Work instructions: Give all the lines below again, exactly, with no pictures.

The input:
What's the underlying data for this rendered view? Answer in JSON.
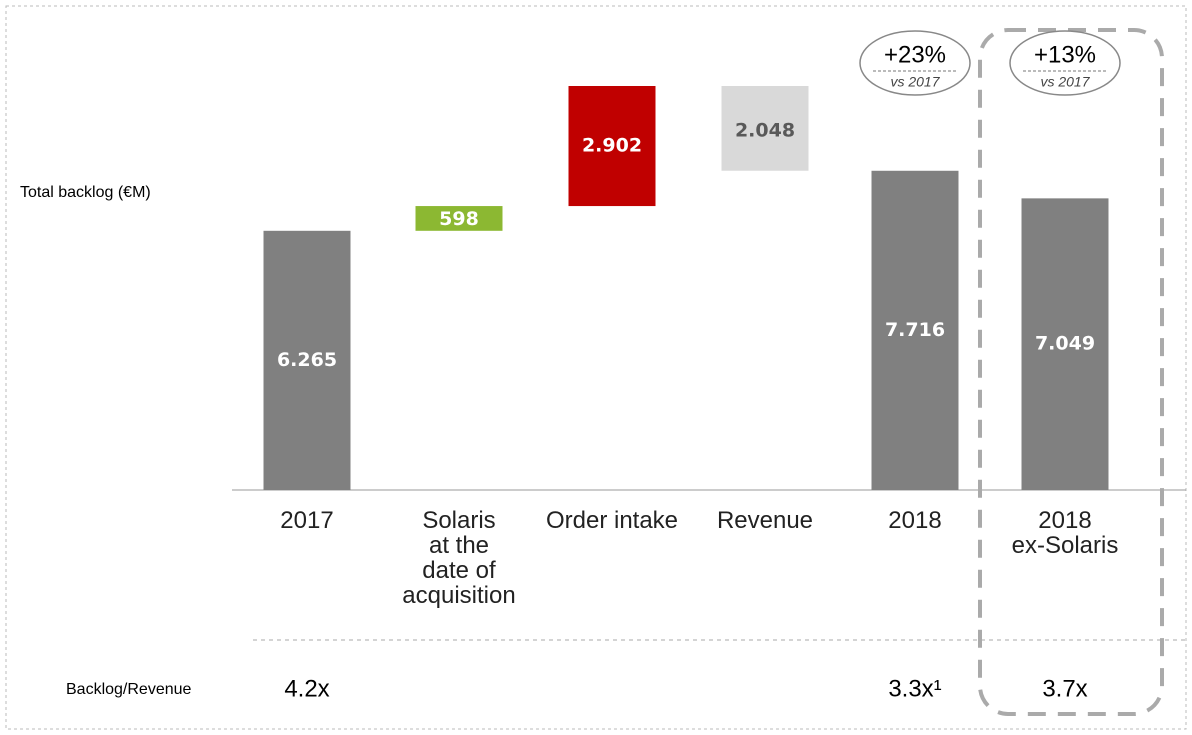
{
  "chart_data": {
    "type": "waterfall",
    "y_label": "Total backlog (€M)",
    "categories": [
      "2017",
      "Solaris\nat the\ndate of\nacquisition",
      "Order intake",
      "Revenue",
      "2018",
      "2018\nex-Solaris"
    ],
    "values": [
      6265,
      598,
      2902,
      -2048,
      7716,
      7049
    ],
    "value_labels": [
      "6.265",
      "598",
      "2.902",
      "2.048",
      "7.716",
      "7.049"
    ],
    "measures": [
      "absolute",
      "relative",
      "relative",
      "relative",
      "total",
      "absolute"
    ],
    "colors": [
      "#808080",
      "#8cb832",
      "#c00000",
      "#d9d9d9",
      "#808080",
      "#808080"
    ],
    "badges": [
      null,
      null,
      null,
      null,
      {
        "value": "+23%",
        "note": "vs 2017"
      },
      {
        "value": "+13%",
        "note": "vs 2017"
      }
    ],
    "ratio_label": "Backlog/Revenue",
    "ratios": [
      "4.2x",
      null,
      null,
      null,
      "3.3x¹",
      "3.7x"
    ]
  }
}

Finished task:
What's the underlying data for this rendered view? Answer in JSON.
{
  "chart_data": {
    "type": "waterfall",
    "y_label": "Total backlog (€M)",
    "categories": [
      "2017",
      "Solaris\nat the\ndate of\nacquisition",
      "Order intake",
      "Revenue",
      "2018",
      "2018\nex-Solaris"
    ],
    "values": [
      6265,
      598,
      2902,
      -2048,
      7716,
      7049
    ],
    "value_labels": [
      "6.265",
      "598",
      "2.902",
      "2.048",
      "7.716",
      "7.049"
    ],
    "measures": [
      "absolute",
      "relative",
      "relative",
      "relative",
      "total",
      "absolute"
    ],
    "colors": [
      "#808080",
      "#8cb832",
      "#c00000",
      "#d9d9d9",
      "#808080",
      "#808080"
    ],
    "badges": [
      null,
      null,
      null,
      null,
      {
        "value": "+23%",
        "note": "vs 2017"
      },
      {
        "value": "+13%",
        "note": "vs 2017"
      }
    ],
    "ratio_label": "Backlog/Revenue",
    "ratios": [
      "4.2x",
      null,
      null,
      null,
      "3.3x¹",
      "3.7x"
    ]
  }
}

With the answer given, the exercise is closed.